Pactum Salis, Olivier Bourdeaut. Finitude, 2018. 253 p. 18,50 €

         Les marais salants de Batz-sur-Mer, dans la région bauloise. Les œillets que recouvre peu à peu une pellicule fragile et cassante – la fleur de sel, que récoltent les palétuviers, qui zigzaguent avec leurs brouettes entre chaque bassin. Au bout de l'un d'eux, une paire de pieds nus émergent, dont, à l'issue de la lecture de ce roman, je ne suis pas parvenue à identifier le propriétaire. Entre temps, le lecteur fait connaissance avec Michel, agent immobilier férocement enrichi, et Jean, palétuvier de son état. Ces deux-là se rencontrent au matin d'une nuit éthylique, le premier ayant complaisamment pissé sur la récolte du deuxième, lequel se venge en l'emballant encore endormi dans une bâche où il va cuire au soleil.
----------------------------------------
▶ [TRAVAIL À FAIRE]:
(A) Répondez aux questions suivantes d'après la critique de Pactum Salis :
(i) Chez quel éditeur et en quelle année le livre a-t-il paru ?
(ii) Quel métier exerce Jean ?
(iii) Comment Jean se venge-t-il de Michel ?
(B) Recopiez sans rien changer le passage de la critique de Pactum Salis qui va de « Les marais salants » jusqu'à « cuire au soleil. » inclus.
(C) Ces affirmations sont-elles conformes à la critique de Pactum Salis ? Répondez par oui ou non, puis citez les mots du texte qui tranchent.
(i) Le livre fait 253 pages.
(ii) Michel est palétuvier.
(iii) Les marais salants décrits se trouvent à Batz-sur-Mer.
----------------------------------------
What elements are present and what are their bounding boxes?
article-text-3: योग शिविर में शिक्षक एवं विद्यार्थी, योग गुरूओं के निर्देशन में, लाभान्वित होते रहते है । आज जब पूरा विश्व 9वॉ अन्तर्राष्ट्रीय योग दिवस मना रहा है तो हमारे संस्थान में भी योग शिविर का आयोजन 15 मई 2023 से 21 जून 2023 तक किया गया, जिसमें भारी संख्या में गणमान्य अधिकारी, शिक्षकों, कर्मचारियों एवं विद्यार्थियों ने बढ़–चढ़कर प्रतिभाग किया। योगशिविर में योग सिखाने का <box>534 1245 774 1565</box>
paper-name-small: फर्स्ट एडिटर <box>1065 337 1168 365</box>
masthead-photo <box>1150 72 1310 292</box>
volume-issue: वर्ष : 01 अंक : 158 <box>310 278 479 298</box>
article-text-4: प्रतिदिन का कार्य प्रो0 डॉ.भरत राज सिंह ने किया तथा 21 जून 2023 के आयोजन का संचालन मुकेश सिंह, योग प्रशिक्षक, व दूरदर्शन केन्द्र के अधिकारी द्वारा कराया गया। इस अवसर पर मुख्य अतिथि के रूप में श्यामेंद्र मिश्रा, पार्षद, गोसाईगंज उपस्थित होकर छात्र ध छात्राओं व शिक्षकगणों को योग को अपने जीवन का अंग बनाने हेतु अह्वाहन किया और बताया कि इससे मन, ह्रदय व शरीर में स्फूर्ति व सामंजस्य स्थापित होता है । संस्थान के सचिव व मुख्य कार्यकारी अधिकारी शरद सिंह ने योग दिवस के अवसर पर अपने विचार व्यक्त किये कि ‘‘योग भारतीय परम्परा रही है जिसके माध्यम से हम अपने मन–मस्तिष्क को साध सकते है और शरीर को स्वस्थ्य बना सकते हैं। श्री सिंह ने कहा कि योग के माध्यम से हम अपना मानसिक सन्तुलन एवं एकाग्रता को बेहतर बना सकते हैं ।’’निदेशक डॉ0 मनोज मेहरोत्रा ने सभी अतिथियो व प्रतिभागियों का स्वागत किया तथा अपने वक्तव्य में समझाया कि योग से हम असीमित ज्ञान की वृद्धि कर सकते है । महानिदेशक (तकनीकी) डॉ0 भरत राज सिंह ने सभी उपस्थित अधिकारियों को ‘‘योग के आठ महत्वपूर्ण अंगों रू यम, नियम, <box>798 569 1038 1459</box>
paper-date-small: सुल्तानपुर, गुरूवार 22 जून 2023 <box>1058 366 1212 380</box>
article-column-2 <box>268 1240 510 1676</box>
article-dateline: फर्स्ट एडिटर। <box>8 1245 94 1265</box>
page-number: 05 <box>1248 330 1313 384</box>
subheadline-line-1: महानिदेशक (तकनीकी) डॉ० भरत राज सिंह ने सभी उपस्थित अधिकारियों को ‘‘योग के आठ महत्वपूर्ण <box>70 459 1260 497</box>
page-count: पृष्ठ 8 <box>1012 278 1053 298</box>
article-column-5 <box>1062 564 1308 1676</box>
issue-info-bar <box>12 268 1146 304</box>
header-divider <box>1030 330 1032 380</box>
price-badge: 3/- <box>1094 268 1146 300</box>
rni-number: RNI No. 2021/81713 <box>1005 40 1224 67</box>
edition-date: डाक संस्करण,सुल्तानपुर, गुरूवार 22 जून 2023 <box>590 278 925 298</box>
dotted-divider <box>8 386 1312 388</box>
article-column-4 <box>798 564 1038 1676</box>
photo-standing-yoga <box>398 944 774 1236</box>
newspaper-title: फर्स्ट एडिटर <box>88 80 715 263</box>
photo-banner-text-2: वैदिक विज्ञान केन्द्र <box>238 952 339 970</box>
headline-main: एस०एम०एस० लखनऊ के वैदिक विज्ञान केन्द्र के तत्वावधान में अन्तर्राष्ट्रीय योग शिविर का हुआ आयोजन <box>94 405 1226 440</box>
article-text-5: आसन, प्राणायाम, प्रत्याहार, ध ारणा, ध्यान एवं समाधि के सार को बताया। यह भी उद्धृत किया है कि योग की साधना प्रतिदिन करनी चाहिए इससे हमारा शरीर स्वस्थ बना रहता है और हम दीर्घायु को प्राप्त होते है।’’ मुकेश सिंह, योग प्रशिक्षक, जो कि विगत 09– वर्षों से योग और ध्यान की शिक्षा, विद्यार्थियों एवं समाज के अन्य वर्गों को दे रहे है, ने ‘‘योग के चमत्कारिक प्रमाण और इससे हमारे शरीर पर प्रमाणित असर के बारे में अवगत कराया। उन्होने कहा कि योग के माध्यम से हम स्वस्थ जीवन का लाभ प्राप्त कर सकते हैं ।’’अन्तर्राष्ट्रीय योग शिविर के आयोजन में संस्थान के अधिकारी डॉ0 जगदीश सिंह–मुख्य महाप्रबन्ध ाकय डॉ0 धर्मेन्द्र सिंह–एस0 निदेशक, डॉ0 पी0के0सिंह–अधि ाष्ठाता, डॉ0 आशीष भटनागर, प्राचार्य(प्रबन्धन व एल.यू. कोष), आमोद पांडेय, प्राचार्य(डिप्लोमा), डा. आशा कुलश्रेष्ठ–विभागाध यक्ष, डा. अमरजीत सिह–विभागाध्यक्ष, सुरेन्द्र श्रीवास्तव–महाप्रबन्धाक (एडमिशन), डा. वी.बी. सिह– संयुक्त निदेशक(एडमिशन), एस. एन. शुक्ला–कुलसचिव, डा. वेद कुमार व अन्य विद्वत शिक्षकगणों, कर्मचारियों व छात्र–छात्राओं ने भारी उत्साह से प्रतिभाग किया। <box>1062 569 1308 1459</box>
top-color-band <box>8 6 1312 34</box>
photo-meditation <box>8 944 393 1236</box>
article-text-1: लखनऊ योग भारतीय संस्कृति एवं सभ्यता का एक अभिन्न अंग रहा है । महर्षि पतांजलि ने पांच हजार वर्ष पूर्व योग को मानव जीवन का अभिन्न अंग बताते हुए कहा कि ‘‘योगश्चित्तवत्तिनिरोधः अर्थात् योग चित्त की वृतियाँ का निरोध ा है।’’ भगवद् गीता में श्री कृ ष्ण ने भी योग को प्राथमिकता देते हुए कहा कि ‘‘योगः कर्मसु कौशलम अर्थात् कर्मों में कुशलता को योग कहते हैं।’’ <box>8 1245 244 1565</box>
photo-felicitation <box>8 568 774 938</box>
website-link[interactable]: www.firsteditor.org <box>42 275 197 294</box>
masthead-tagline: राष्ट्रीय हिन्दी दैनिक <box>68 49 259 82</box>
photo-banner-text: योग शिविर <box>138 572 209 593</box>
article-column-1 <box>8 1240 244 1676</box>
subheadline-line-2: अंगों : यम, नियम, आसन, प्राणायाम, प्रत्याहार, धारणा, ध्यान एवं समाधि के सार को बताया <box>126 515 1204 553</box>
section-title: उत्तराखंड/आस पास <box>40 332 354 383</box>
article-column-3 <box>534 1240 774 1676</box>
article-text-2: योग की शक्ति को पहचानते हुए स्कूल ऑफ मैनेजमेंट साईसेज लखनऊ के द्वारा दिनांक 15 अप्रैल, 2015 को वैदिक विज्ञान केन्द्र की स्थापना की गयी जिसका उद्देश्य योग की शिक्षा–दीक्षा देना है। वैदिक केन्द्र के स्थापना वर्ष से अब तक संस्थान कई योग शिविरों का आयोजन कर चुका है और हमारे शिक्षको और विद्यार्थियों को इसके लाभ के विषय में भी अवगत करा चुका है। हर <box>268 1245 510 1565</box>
----------------------------------------
▶ [RÉPONSES]:
(A)
(i) Chez Finitude, en 2018.
(ii) Il est palétuvier.
(iii) Il l'emballe, encore endormi, dans une bâche où il va cuire au soleil.

(B)
Les marais salants de Batz-sur-Mer, dans la région bauloise. Les œillets que recouvre peu à peu une pellicule fragile et cassante – la fleur de sel, que récoltent les palétuviers, qui zigzaguent avec leurs brouettes entre chaque bassin. Au bout de l'un d'eux, une paire de pieds nus émergent, dont, à l'issue de la lecture de ce roman, je ne suis pas parvenue à identifier le propriétaire. Entre temps, le lecteur fait connaissance avec Michel, agent immobilier férocement enrichi, et Jean, palétuvier de son état. Ces deux-là se rencontrent au matin d'une nuit éthylique, le premier ayant complaisamment pissé sur la récolte du deuxième, lequel se venge en l'emballant encore endormi dans une bâche où il va cuire au soleil.

(C)
(i) Oui : « 253 p. »
(ii) Non : « Michel, agent immobilier férocement enrichi »
(iii) Oui : « Les marais salants de Batz-sur-Mer »